THE EXERCISE
Reproduce all the lines below exactly and omit the images.

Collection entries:
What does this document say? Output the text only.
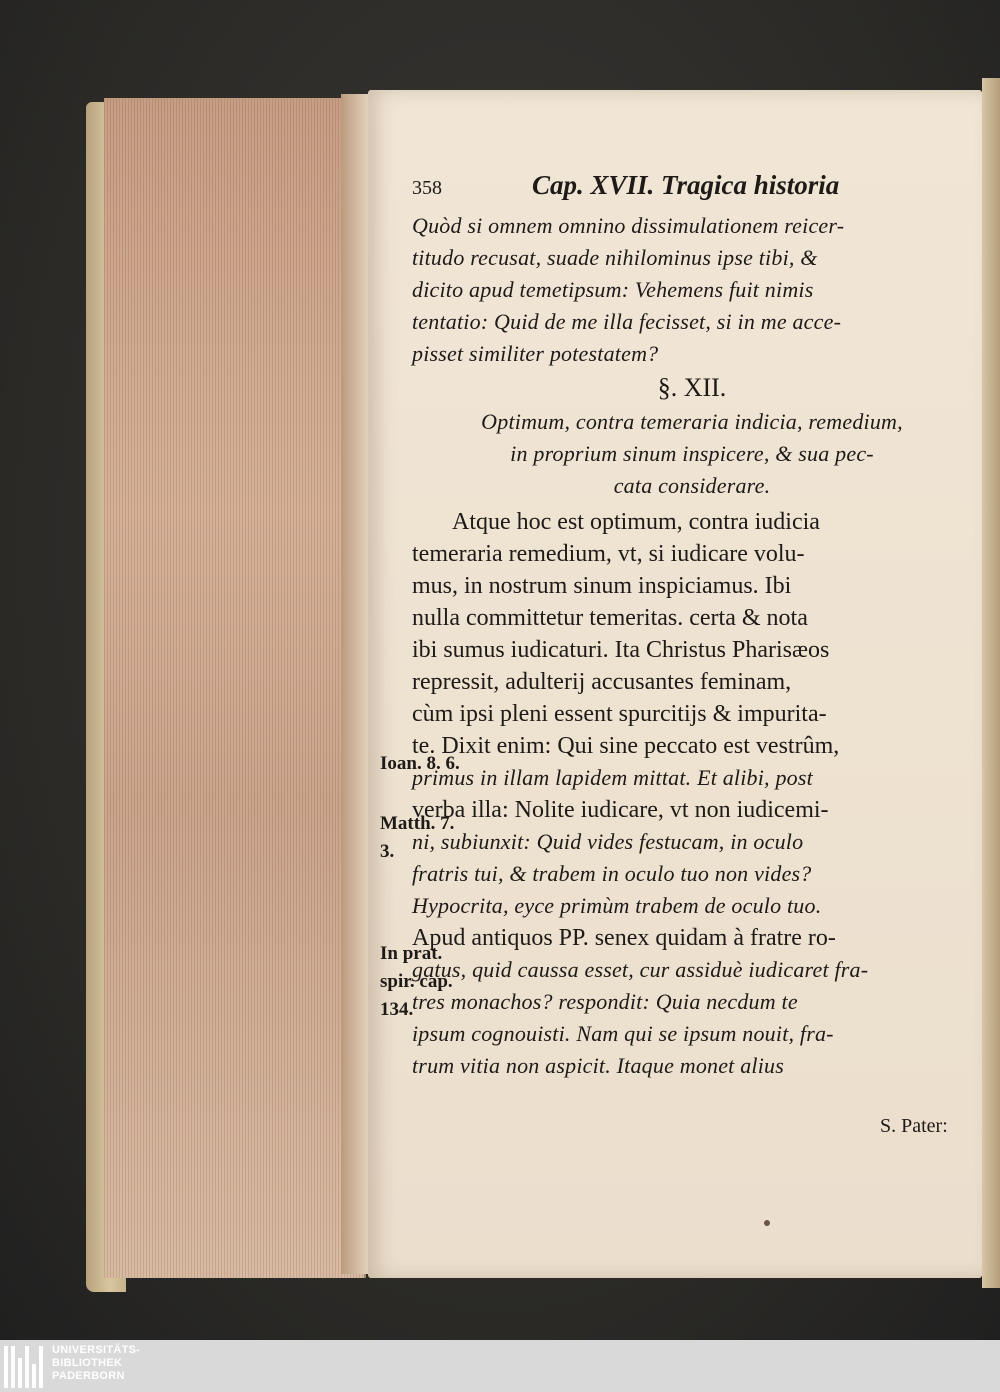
358	Cap. XVII. Tragica historia
Quòd si omnem omnino dissimulationem reicer-
titudo recusat, suade nihilominus ipse tibi, &
dicito apud temetipsum: Vehemens fuit nimis
tentatio: Quid de me illa fecisset, si in me acce-
pisset similiter potestatem?
§. XII.
Optimum, contra temeraria indicia, remedium,
in proprium sinum inspicere, & sua pec-
cata considerare.
Atque hoc est optimum, contra iudicia
temeraria remedium, vt, si iudicare volu-
mus, in nostrum sinum inspiciamus. Ibi
nulla committetur temeritas. certa & nota
ibi sumus iudicaturi. Ita Christus Pharisæos
repressit, adulterij accusantes feminam,
cùm ipsi pleni essent spurcitijs & impurita-
te. Dixit enim: Qui sine peccato est vestrûm,
primus in illam lapidem mittat. Et alibi, post
verba illa: Nolite iudicare, vt non iudicemi-
ni, subiunxit: Quid vides festucam, in oculo
fratris tui, & trabem in oculo tuo non vides?
Hypocrita, eyce primùm trabem de oculo tuo.
Apud antiquos PP. senex quidam à fratre ro-
gatus, quid caussa esset, cur assiduè iudicaret fra-
tres monachos? respondit: Quia necdum te
ipsum cognouisti. Nam qui se ipsum nouit, fra-
trum vitia non aspicit. Itaque monet alius
Ioan. 8. 6.
Matth. 7.
3.
In prat.
spir. cap.
134.
S. Pater:
UNIVERSITÄTS-
BIBLIOTHEK
PADERBORN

SOLUTION TO THIS PROBLEM
What does this document say? Output the text only.
358	Cap. XVII. Tragica historia
Quòd si omnem omnino dissimulationem reicer-
titudo recusat, suade nihilominus ipse tibi, &
dicito apud temetipsum: Vehemens fuit nimis
tentatio: Quid de me illa fecisset, si in me acce-
pisset similiter potestatem?
§. XII.
Optimum, contra temeraria indicia, remedium,
in proprium sinum inspicere, & sua pec-
cata considerare.
Atque hoc est optimum, contra iudicia
temeraria remedium, vt, si iudicare volu-
mus, in nostrum sinum inspiciamus. Ibi
nulla committetur temeritas. certa & nota
ibi sumus iudicaturi. Ita Christus Pharisæos
repressit, adulterij accusantes feminam,
cùm ipsi pleni essent spurcitijs & impurita-
te. Dixit enim: Qui sine peccato est vestrûm,
primus in illam lapidem mittat. Et alibi, post
verba illa: Nolite iudicare, vt non iudicemi-
ni, subiunxit: Quid vides festucam, in oculo
fratris tui, & trabem in oculo tuo non vides?
Hypocrita, eyce primùm trabem de oculo tuo.
Apud antiquos PP. senex quidam à fratre ro-
gatus, quid caussa esset, cur assiduè iudicaret fra-
tres monachos? respondit: Quia necdum te
ipsum cognouisti. Nam qui se ipsum nouit, fra-
trum vitia non aspicit. Itaque monet alius
Ioan. 8. 6.
Matth. 7.
3.
In prat.
spir. cap.
134.
S. Pater:
UNIVERSITÄTS-
BIBLIOTHEK
PADERBORN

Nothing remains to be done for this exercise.